> **Problem to work on**
Beginning with the line containing "Read all visible content and emit it as JSON." and ending with the last line of the records, set down every line exactly.

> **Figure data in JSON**
┏━━

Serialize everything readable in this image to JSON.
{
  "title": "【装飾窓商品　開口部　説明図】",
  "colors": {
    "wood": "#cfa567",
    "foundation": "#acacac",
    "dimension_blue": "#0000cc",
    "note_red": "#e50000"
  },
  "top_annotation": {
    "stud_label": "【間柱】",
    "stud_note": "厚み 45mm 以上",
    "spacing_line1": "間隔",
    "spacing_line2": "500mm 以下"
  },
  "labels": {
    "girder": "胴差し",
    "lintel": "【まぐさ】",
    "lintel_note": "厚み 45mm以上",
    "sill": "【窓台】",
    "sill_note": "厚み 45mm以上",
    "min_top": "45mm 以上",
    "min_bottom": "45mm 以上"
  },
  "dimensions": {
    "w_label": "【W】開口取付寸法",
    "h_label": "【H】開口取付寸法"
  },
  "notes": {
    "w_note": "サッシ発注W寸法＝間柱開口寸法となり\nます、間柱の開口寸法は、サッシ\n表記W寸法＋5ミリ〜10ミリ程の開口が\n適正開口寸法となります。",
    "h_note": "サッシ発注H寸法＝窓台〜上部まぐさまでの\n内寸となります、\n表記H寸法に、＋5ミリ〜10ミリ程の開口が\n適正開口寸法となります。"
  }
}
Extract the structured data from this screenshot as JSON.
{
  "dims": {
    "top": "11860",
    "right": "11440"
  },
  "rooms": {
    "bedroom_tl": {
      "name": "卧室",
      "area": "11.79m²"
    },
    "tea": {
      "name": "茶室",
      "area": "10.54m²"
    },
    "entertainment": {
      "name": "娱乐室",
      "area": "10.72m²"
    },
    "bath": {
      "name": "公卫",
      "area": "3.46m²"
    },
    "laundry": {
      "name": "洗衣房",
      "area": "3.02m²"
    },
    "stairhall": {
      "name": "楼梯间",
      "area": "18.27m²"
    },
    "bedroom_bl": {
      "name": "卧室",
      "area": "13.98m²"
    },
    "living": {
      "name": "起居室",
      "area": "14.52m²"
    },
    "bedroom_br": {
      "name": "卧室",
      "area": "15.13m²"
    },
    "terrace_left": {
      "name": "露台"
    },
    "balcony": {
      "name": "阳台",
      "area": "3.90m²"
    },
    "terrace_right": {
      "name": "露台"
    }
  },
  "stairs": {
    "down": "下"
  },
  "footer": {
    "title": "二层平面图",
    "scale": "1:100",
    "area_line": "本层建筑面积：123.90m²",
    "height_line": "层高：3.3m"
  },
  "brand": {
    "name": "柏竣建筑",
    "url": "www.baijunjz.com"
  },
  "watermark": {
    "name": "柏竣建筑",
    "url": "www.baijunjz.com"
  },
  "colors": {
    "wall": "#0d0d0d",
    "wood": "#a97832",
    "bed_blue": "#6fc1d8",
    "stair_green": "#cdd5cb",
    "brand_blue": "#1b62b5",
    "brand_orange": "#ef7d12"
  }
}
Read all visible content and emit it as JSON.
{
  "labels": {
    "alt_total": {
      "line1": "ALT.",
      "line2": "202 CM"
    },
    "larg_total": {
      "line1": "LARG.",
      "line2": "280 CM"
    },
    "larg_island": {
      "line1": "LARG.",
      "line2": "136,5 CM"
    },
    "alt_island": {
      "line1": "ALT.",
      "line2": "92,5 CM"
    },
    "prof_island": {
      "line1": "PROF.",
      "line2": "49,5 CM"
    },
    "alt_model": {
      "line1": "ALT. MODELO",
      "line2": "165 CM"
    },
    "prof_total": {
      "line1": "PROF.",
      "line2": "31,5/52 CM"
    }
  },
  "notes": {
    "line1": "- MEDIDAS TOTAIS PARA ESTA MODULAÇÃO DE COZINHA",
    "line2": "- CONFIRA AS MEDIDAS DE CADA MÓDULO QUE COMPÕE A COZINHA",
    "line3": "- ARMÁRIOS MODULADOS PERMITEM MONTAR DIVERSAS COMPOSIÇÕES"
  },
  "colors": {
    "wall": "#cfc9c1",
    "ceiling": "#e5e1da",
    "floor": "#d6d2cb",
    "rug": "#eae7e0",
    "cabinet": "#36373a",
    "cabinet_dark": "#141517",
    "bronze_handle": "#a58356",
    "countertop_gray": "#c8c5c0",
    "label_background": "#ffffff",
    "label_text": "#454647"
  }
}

┗━━

> **Written solution**
Read all visible content and emit it as JSON.
{
  "labels": {
    "alt_total": {
      "line1": "ALT.",
      "line2": "202 CM"
    },
    "larg_total": {
      "line1": "LARG.",
      "line2": "280 CM"
    },
    "larg_island": {
      "line1": "LARG.",
      "line2": "136,5 CM"
    },
    "alt_island": {
      "line1": "ALT.",
      "line2": "92,5 CM"
    },
    "prof_island": {
      "line1": "PROF.",
      "line2": "49,5 CM"
    },
    "alt_model": {
      "line1": "ALT. MODELO",
      "line2": "165 CM"
    },
    "prof_total": {
      "line1": "PROF.",
      "line2": "31,5/52 CM"
    }
  },
  "notes": {
    "line1": "- MEDIDAS TOTAIS PARA ESTA MODULAÇÃO DE COZINHA",
    "line2": "- CONFIRA AS MEDIDAS DE CADA MÓDULO QUE COMPÕE A COZINHA",
    "line3": "- ARMÁRIOS MODULADOS PERMITEM MONTAR DIVERSAS COMPOSIÇÕES"
  },
  "colors": {
    "wall": "#cfc9c1",
    "ceiling": "#e5e1da",
    "floor": "#d6d2cb",
    "rug": "#eae7e0",
    "cabinet": "#36373a",
    "cabinet_dark": "#141517",
    "bronze_handle": "#a58356",
    "countertop_gray": "#c8c5c0",
    "label_background": "#ffffff",
    "label_text": "#454647"
  }
}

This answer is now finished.